TASK | Find the string "rank" and gather every line that holds it.

THE INPUT |
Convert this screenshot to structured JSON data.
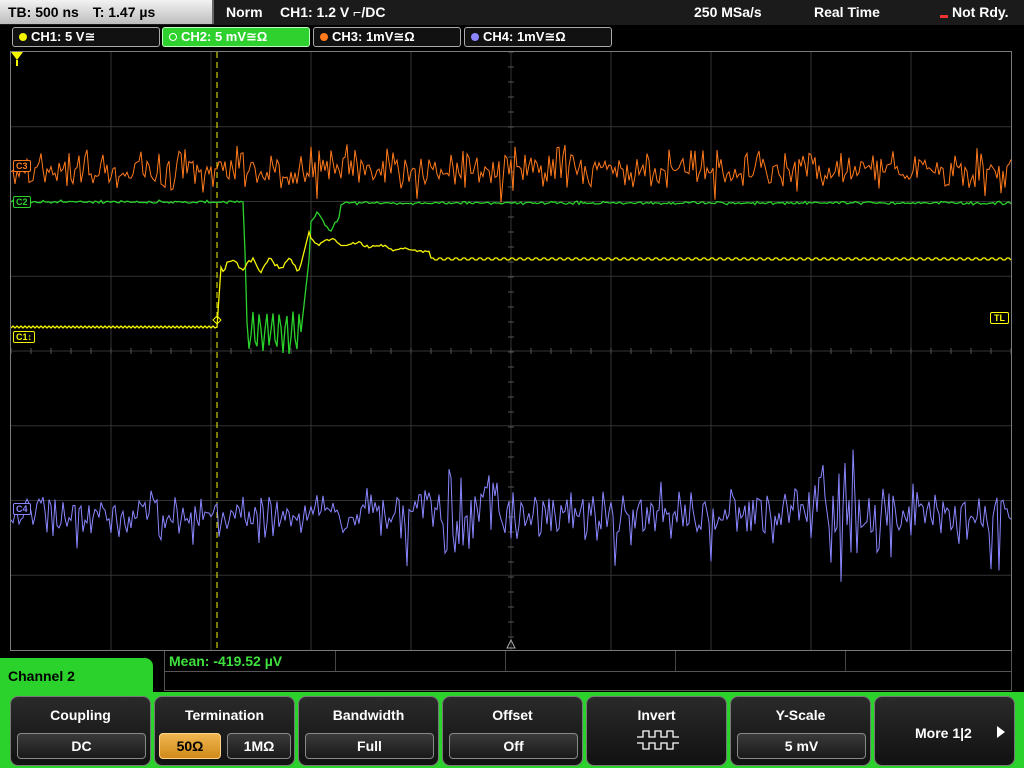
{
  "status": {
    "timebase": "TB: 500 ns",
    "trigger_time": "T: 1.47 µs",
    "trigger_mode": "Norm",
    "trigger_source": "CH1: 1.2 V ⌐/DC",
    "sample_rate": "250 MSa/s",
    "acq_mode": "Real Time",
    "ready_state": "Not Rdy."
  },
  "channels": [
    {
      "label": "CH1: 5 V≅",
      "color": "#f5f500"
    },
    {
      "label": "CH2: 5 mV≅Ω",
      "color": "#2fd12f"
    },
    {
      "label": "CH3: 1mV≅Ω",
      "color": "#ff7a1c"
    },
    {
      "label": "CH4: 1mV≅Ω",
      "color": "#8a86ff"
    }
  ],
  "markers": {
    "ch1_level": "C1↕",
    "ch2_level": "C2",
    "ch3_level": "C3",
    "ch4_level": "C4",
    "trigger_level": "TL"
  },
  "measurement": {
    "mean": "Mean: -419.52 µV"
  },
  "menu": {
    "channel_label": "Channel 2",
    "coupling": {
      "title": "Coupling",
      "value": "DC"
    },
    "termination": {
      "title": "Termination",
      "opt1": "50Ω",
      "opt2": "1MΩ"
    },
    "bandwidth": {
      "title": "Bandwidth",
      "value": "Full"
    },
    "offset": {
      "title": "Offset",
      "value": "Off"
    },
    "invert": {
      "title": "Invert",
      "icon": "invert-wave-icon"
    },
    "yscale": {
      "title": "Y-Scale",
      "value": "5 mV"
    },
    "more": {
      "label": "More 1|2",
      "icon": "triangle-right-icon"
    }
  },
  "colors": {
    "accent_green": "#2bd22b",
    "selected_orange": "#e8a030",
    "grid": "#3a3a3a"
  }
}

* * *

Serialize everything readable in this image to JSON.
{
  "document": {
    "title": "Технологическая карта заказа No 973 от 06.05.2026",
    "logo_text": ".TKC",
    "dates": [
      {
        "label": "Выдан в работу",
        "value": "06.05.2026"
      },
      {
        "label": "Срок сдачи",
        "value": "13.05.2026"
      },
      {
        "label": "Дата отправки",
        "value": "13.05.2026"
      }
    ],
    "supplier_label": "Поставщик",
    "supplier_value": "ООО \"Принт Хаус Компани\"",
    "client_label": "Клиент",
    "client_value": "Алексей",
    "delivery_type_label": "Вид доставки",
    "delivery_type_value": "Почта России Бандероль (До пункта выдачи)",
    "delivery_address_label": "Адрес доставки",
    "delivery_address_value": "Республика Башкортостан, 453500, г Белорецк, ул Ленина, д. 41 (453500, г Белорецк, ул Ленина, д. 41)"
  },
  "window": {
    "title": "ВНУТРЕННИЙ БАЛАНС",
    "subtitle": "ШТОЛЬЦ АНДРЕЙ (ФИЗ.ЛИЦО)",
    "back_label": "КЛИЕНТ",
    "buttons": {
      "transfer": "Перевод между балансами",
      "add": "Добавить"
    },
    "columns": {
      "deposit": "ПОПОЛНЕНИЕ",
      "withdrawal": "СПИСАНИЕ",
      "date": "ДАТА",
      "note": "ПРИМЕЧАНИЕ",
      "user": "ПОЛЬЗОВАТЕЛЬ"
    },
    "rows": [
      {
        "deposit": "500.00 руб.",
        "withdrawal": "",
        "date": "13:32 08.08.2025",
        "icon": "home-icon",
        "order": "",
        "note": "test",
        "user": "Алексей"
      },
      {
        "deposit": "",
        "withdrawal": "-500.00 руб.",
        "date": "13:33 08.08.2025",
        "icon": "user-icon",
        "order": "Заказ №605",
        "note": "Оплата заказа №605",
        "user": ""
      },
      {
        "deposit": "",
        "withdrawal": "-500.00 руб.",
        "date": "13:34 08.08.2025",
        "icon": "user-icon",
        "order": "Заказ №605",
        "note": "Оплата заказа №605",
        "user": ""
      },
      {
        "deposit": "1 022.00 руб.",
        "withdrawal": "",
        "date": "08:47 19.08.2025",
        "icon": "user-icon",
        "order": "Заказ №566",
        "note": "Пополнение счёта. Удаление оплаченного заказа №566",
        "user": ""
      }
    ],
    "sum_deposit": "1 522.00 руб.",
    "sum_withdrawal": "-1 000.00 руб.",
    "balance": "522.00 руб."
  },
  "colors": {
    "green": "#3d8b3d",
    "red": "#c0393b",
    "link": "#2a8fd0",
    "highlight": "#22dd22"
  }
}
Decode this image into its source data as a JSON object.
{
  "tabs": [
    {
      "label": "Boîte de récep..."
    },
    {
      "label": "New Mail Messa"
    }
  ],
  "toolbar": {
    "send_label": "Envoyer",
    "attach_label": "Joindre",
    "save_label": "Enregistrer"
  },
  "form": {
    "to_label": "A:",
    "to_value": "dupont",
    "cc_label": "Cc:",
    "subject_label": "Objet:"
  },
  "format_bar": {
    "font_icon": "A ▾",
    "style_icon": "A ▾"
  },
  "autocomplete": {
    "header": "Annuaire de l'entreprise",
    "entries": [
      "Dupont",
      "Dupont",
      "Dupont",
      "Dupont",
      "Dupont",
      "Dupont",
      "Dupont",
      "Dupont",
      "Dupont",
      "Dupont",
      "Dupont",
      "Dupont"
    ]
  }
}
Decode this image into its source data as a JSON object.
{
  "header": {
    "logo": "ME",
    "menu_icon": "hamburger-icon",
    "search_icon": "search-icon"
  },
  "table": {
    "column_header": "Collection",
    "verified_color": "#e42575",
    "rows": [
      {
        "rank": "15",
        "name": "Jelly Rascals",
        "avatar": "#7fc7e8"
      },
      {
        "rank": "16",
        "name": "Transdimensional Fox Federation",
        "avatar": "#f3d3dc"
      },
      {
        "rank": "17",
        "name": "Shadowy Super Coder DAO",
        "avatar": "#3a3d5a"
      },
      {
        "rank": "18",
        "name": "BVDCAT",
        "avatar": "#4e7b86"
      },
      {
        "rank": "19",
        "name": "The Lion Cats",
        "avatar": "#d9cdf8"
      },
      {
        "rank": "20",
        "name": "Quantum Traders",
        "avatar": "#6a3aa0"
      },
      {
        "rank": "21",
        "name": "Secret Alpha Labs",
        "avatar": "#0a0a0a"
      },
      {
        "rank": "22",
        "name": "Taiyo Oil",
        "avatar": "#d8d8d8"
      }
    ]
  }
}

EXERCISE RESULT |
        "rank": "15",
        "rank": "16",
        "rank": "17",
        "rank": "18",
        "rank": "19",
        "rank": "20",
        "rank": "21",
        "rank": "22",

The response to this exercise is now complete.